Objective → Can the data below be set down again exactly, line for line?

[Structured figure records]
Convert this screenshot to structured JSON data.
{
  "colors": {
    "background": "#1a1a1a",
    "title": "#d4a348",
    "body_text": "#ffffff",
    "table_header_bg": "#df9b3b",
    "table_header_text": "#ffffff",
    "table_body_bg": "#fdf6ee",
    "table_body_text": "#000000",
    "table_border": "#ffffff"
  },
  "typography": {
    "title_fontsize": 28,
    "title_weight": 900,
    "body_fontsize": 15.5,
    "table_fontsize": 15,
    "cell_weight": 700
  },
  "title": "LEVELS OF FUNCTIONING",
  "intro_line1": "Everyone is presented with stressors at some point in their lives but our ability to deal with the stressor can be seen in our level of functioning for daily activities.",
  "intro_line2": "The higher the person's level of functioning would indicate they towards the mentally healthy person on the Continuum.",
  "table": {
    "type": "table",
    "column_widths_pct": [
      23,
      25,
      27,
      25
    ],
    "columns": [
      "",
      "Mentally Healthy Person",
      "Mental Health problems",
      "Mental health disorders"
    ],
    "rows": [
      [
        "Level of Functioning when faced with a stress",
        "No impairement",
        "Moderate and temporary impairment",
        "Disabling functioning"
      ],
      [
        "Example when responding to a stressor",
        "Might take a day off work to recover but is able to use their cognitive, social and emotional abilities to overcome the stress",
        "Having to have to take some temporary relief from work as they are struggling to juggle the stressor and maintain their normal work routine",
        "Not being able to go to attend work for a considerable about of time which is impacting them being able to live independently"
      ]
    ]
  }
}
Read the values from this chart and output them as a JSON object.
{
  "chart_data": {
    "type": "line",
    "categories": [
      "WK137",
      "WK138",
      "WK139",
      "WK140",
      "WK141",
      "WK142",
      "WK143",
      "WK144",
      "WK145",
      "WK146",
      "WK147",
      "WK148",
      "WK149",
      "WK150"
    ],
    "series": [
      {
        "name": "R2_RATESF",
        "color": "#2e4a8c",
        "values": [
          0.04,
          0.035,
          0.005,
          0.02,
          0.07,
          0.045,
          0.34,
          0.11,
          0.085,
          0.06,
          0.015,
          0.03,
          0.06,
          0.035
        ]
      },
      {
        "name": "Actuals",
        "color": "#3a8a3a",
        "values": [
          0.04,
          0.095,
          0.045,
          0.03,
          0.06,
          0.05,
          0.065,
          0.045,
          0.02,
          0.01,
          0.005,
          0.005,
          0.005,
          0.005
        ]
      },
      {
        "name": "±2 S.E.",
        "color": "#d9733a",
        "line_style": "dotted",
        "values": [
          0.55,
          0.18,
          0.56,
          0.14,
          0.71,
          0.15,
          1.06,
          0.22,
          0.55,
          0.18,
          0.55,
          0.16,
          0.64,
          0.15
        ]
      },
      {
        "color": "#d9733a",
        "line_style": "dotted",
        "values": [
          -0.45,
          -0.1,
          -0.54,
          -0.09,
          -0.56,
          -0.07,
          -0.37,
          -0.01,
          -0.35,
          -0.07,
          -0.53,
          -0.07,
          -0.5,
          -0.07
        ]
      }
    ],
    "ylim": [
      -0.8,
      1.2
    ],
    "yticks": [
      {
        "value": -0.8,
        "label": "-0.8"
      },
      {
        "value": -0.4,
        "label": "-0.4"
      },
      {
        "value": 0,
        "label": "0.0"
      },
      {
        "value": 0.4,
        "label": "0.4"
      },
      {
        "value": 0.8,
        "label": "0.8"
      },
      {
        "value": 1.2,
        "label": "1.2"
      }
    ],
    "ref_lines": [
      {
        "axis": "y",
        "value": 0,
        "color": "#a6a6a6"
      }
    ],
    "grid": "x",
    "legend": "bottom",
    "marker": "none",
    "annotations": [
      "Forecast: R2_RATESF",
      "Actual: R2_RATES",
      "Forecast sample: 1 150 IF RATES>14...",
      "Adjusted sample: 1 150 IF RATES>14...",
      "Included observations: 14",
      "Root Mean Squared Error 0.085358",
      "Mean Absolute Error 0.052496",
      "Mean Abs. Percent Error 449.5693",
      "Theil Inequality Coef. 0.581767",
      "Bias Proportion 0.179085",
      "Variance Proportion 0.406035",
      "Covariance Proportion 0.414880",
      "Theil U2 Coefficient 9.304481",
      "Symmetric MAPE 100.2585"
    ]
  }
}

Result →
Convert this screenshot to structured JSON data.
{
  "colors": {
    "background": "#1a1a1a",
    "title": "#d4a348",
    "body_text": "#ffffff",
    "table_header_bg": "#df9b3b",
    "table_header_text": "#ffffff",
    "table_body_bg": "#fdf6ee",
    "table_body_text": "#000000",
    "table_border": "#ffffff"
  },
  "typography": {
    "title_fontsize": 28,
    "title_weight": 900,
    "body_fontsize": 15.5,
    "table_fontsize": 15,
    "cell_weight": 700
  },
  "title": "LEVELS OF FUNCTIONING",
  "intro_line1": "Everyone is presented with stressors at some point in their lives but our ability to deal with the stressor can be seen in our level of functioning for daily activities.",
  "intro_line2": "The higher the person's level of functioning would indicate they towards the mentally healthy person on the Continuum.",
  "table": {
    "type": "table",
    "column_widths_pct": [
      23,
      25,
      27,
      25
    ],
    "columns": [
      "",
      "Mentally Healthy Person",
      "Mental Health problems",
      "Mental health disorders"
    ],
    "rows": [
      [
        "Level of Functioning when faced with a stress",
        "No impairement",
        "Moderate and temporary impairment",
        "Disabling functioning"
      ],
      [
        "Example when responding to a stressor",
        "Might take a day off work to recover but is able to use their cognitive, social and emotional abilities to overcome the stress",
        "Having to have to take some temporary relief from work as they are struggling to juggle the stressor and maintain their normal work routine",
        "Not being able to go to attend work for a considerable about of time which is impacting them being able to live independently"
      ]
    ]
  }
}
Read the values from this chart and output them as a JSON object.
{
  "chart_data": {
    "type": "line",
    "categories": [
      "WK137",
      "WK138",
      "WK139",
      "WK140",
      "WK141",
      "WK142",
      "WK143",
      "WK144",
      "WK145",
      "WK146",
      "WK147",
      "WK148",
      "WK149",
      "WK150"
    ],
    "series": [
      {
        "name": "R2_RATESF",
        "color": "#2e4a8c",
        "values": [
          0.04,
          0.035,
          0.005,
          0.02,
          0.07,
          0.045,
          0.34,
          0.11,
          0.085,
          0.06,
          0.015,
          0.03,
          0.06,
          0.035
        ]
      },
      {
        "name": "Actuals",
        "color": "#3a8a3a",
        "values": [
          0.04,
          0.095,
          0.045,
          0.03,
          0.06,
          0.05,
          0.065,
          0.045,
          0.02,
          0.01,
          0.005,
          0.005,
          0.005,
          0.005
        ]
      },
      {
        "name": "±2 S.E.",
        "color": "#d9733a",
        "line_style": "dotted",
        "values": [
          0.55,
          0.18,
          0.56,
          0.14,
          0.71,
          0.15,
          1.06,
          0.22,
          0.55,
          0.18,
          0.55,
          0.16,
          0.64,
          0.15
        ]
      },
      {
        "color": "#d9733a",
        "line_style": "dotted",
        "values": [
          -0.45,
          -0.1,
          -0.54,
          -0.09,
          -0.56,
          -0.07,
          -0.37,
          -0.01,
          -0.35,
          -0.07,
          -0.53,
          -0.07,
          -0.5,
          -0.07
        ]
      }
    ],
    "ylim": [
      -0.8,
      1.2
    ],
    "yticks": [
      {
        "value": -0.8,
        "label": "-0.8"
      },
      {
        "value": -0.4,
        "label": "-0.4"
      },
      {
        "value": 0,
        "label": "0.0"
      },
      {
        "value": 0.4,
        "label": "0.4"
      },
      {
        "value": 0.8,
        "label": "0.8"
      },
      {
        "value": 1.2,
        "label": "1.2"
      }
    ],
    "ref_lines": [
      {
        "axis": "y",
        "value": 0,
        "color": "#a6a6a6"
      }
    ],
    "grid": "x",
    "legend": "bottom",
    "marker": "none",
    "annotations": [
      "Forecast: R2_RATESF",
      "Actual: R2_RATES",
      "Forecast sample: 1 150 IF RATES>14...",
      "Adjusted sample: 1 150 IF RATES>14...",
      "Included observations: 14",
      "Root Mean Squared Error 0.085358",
      "Mean Absolute Error 0.052496",
      "Mean Abs. Percent Error 449.5693",
      "Theil Inequality Coef. 0.581767",
      "Bias Proportion 0.179085",
      "Variance Proportion 0.406035",
      "Covariance Proportion 0.414880",
      "Theil U2 Coefficient 9.304481",
      "Symmetric MAPE 100.2585"
    ]
  }
}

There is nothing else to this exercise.